> Requirements
Search the material below for the string "Председатель" and extract each line that has it.

> Data shown

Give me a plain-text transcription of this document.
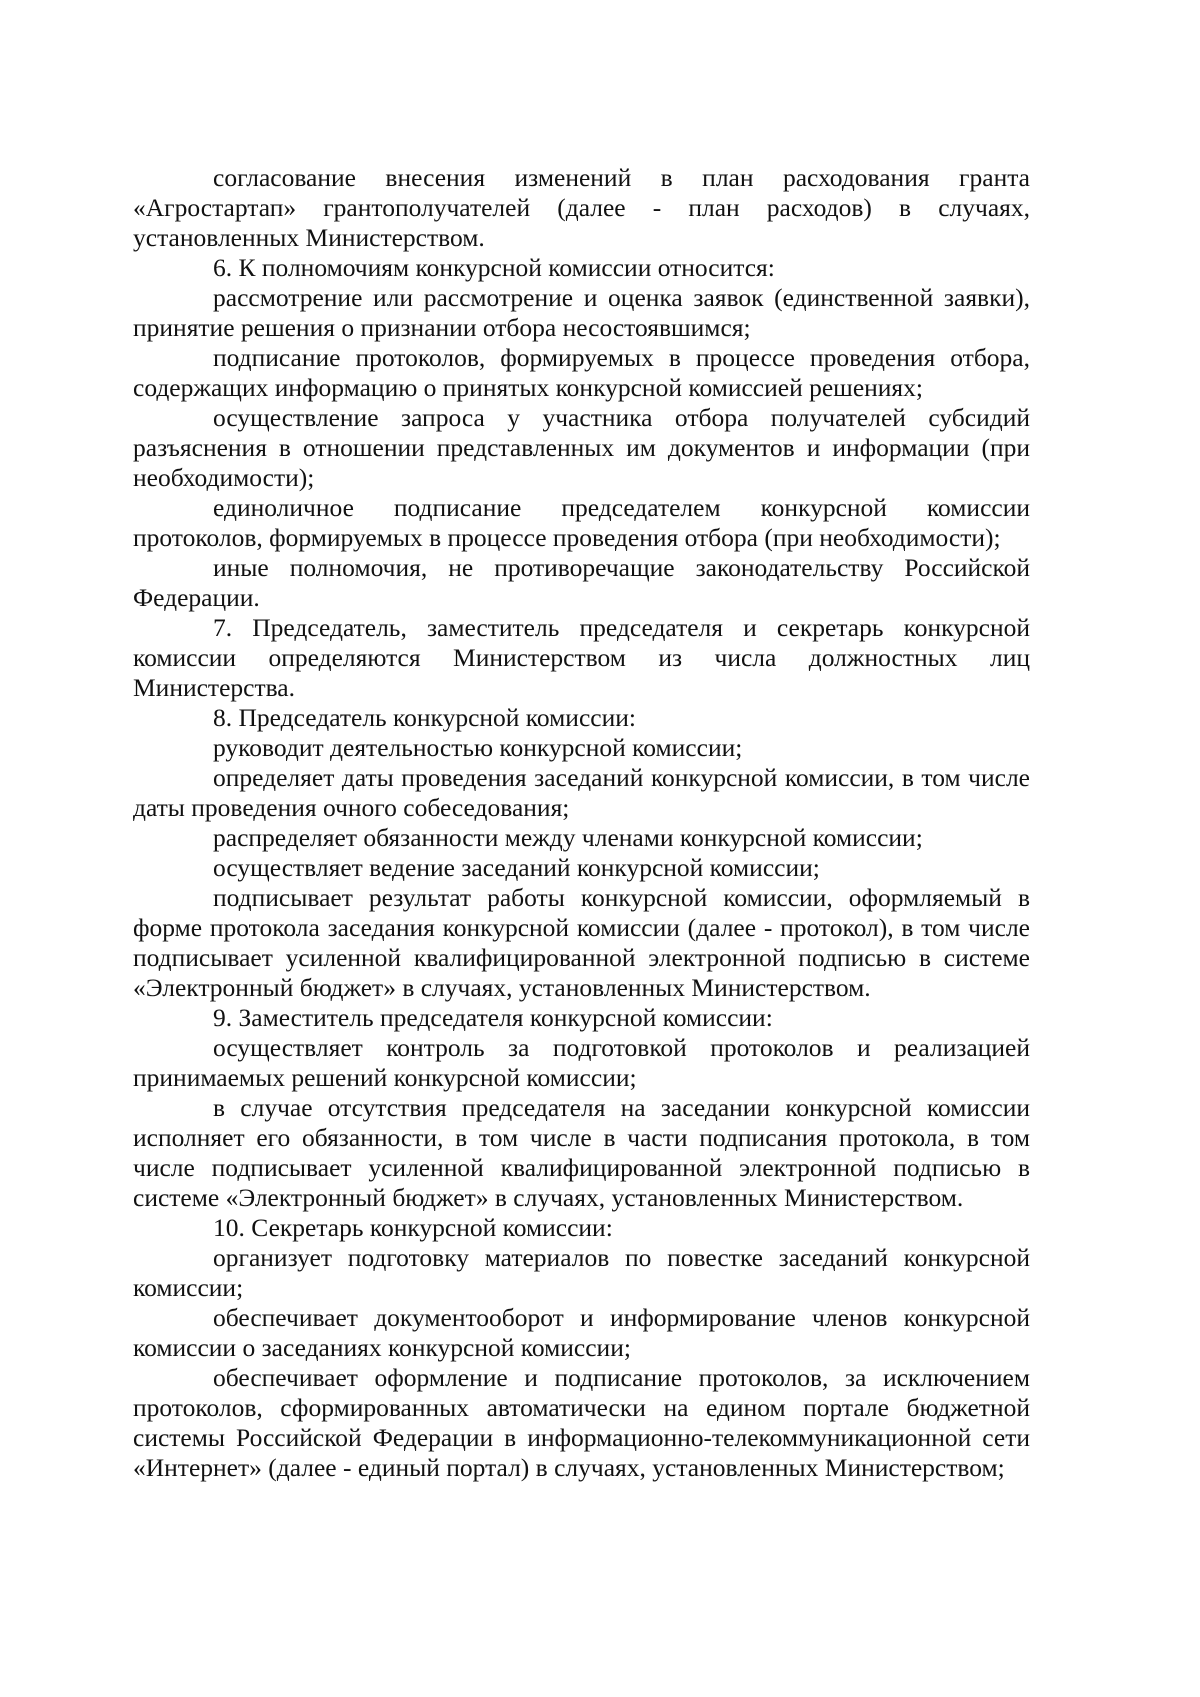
согласование внесения изменений в план расходования гранта «Агростартап» грантополучателей (далее - план расходов) в случаях, установленных Министерством.

6. К полномочиям конкурсной комиссии относится:

рассмотрение или рассмотрение и оценка заявок (единственной заявки), принятие решения о признании отбора несостоявшимся;

подписание протоколов, формируемых в процессе проведения отбора, содержащих информацию о принятых конкурсной комиссией решениях;

осуществление запроса у участника отбора получателей субсидий разъяснения в отношении представленных им документов и информации (при необходимости);

единоличное подписание председателем конкурсной комиссии протоколов, формируемых в процессе проведения отбора (при необходимости);

иные полномочия, не противоречащие законодательству Российской Федерации.

7. Председатель, заместитель председателя и секретарь конкурсной комиссии определяются Министерством из числа должностных лиц Министерства.

8. Председатель конкурсной комиссии:

руководит деятельностью конкурсной комиссии;

определяет даты проведения заседаний конкурсной комиссии, в том числе даты проведения очного собеседования;

распределяет обязанности между членами конкурсной комиссии;

осуществляет ведение заседаний конкурсной комиссии;

подписывает результат работы конкурсной комиссии, оформляемый в форме протокола заседания конкурсной комиссии (далее - протокол), в том числе подписывает усиленной квалифицированной электронной подписью в системе «Электронный бюджет» в случаях, установленных Министерством.

9. Заместитель председателя конкурсной комиссии:

осуществляет контроль за подготовкой протоколов и реализацией принимаемых решений конкурсной комиссии;

в случае отсутствия председателя на заседании конкурсной комиссии исполняет его обязанности, в том числе в части подписания протокола, в том числе подписывает усиленной квалифицированной электронной подписью в системе «Электронный бюджет» в случаях, установленных Министерством.

10. Секретарь конкурсной комиссии:

организует подготовку материалов по повестке заседаний конкурсной комиссии;

обеспечивает документооборот и информирование членов конкурсной комиссии о заседаниях конкурсной комиссии;

обеспечивает оформление и подписание протоколов, за исключением протоколов, сформированных автоматически на едином портале бюджетной системы Российской Федерации в информационно-телекоммуникационной сети «Интернет» (далее - единый портал) в случаях, установленных Министерством;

> Answer
7. Председатель, заместитель председателя и секретарь конкурсной комиссии определяются Министерством из числа должностных лиц Министерства.
8. Председатель конкурсной комиссии:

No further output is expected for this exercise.